— START —

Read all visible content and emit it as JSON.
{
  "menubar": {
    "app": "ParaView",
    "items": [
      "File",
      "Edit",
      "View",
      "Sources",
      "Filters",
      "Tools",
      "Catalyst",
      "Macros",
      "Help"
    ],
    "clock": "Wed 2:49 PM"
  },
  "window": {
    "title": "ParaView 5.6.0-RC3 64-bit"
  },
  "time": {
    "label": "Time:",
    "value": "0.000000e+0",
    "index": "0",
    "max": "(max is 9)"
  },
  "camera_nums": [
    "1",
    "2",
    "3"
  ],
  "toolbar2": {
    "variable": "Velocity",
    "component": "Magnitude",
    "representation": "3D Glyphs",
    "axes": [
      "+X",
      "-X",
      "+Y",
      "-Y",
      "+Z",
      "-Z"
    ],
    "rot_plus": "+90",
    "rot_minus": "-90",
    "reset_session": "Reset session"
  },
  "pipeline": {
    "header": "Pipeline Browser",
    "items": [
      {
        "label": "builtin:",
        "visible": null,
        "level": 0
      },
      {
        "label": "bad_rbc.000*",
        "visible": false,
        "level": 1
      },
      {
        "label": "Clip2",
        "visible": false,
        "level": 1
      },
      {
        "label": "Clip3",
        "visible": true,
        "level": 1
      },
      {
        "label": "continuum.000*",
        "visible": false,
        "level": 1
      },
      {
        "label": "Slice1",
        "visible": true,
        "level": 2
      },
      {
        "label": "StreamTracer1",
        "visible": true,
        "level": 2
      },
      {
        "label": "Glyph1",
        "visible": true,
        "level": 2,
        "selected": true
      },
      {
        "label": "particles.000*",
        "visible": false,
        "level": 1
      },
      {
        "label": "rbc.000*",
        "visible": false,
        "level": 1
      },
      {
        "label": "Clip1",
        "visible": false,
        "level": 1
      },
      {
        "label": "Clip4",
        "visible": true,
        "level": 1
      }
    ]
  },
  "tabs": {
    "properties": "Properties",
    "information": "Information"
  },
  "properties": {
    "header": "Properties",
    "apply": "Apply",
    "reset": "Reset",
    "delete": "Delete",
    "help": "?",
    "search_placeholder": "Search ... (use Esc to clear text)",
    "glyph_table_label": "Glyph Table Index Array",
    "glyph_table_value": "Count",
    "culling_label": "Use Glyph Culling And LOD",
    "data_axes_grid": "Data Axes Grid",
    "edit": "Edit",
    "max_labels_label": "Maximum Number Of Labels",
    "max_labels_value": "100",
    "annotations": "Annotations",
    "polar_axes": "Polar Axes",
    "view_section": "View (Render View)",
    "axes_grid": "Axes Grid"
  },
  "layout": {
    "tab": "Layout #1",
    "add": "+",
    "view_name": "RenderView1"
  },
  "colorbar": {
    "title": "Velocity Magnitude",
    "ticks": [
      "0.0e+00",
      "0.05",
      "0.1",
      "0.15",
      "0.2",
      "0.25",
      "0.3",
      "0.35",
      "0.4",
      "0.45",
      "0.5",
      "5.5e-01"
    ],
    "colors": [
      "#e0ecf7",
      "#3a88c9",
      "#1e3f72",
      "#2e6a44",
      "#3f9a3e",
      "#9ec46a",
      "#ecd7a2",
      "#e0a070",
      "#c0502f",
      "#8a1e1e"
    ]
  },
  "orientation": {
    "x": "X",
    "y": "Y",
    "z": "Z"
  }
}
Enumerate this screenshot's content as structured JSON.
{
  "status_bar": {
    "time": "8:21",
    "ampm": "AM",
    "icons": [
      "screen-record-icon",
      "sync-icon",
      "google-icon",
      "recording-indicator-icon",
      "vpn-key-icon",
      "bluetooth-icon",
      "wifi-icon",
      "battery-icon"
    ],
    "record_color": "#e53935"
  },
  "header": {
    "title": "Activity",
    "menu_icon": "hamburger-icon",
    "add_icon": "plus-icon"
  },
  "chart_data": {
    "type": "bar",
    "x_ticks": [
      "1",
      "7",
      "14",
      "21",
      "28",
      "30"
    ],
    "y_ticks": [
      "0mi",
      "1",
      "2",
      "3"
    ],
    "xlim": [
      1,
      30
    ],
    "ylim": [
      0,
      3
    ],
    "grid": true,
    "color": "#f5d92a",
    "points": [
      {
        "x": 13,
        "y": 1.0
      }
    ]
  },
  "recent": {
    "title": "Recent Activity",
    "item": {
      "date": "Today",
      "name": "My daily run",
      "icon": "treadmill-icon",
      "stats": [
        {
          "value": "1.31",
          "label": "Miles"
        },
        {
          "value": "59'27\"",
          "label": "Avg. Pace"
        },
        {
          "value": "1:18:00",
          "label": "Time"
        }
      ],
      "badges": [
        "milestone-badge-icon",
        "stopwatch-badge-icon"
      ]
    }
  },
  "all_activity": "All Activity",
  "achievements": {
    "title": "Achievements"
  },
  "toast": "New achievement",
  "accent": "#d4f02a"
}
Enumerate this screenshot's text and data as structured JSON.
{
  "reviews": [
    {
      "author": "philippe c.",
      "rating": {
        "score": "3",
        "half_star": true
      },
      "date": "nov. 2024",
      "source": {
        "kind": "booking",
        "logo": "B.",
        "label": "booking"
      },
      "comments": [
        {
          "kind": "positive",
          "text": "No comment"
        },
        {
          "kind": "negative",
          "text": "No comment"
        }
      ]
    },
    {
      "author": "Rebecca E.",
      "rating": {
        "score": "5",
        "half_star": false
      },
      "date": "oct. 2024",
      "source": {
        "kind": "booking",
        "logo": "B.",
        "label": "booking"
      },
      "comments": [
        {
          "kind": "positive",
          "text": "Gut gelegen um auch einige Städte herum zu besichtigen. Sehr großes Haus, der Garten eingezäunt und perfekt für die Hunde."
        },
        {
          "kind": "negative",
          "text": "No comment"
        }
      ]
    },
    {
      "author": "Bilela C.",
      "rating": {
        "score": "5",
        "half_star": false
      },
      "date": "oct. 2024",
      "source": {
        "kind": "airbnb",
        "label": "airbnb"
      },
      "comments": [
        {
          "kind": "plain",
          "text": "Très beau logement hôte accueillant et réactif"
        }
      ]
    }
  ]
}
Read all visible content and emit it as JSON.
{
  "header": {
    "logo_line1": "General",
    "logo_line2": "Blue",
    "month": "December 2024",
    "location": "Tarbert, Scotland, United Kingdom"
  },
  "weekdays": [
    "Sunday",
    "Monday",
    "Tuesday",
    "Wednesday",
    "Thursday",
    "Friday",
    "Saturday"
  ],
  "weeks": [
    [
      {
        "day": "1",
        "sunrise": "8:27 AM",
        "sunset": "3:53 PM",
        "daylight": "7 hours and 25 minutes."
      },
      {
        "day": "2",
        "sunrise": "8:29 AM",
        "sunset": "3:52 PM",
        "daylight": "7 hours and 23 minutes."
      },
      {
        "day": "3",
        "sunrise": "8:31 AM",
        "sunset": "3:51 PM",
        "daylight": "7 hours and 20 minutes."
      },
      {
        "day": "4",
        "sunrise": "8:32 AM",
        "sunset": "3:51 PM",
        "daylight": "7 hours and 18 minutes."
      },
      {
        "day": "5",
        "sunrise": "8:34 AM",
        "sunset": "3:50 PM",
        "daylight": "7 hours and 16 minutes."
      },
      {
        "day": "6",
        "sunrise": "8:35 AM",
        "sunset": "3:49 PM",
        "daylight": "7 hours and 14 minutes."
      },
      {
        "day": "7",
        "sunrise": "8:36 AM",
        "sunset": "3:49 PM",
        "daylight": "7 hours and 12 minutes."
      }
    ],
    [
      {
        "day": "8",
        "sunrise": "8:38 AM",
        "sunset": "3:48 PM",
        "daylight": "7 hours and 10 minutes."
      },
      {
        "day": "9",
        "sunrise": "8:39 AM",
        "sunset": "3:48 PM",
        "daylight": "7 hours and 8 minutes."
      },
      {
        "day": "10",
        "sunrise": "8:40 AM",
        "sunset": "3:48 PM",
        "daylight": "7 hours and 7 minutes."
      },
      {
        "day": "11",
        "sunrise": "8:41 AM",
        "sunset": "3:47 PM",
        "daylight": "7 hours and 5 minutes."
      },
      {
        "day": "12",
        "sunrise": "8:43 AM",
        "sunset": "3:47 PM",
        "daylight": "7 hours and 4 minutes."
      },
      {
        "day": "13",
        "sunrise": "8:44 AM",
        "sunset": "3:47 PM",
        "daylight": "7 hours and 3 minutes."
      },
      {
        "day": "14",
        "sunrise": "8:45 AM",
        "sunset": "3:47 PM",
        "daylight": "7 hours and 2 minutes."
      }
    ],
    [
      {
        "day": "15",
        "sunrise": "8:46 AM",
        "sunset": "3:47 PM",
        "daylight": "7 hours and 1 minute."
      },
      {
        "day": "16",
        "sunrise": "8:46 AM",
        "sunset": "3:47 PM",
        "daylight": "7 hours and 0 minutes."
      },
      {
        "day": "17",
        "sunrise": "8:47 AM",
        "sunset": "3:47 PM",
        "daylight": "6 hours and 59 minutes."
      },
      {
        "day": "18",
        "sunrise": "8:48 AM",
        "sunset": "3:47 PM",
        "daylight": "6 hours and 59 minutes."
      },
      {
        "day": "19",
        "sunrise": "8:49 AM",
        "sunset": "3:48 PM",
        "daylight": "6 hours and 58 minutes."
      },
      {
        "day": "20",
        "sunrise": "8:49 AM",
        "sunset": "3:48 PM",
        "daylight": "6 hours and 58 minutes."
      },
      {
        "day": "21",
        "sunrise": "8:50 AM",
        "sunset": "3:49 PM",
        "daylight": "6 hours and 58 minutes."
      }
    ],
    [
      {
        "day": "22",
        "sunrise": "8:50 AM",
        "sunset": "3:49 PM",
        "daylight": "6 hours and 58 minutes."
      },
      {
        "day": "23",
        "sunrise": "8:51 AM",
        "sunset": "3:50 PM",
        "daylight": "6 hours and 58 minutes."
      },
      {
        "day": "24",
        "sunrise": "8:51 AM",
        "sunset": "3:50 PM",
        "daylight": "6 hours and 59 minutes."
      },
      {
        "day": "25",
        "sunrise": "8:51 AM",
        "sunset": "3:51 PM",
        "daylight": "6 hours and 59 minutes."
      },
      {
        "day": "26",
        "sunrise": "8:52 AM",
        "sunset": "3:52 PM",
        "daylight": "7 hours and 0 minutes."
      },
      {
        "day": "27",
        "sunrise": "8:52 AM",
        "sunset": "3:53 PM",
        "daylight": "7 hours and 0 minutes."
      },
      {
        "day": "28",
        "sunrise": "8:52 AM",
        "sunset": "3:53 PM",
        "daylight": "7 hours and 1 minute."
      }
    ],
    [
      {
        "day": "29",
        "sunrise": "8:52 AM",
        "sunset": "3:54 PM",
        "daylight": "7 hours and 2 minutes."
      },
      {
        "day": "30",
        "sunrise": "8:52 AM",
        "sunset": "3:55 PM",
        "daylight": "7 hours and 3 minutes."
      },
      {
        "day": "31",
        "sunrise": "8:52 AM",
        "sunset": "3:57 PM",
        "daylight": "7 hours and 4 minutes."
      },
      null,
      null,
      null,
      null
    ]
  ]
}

— END —

#### What you have to do:
Return only the number of lines in the data above that include the word "Reset".

#### Solved problem:
2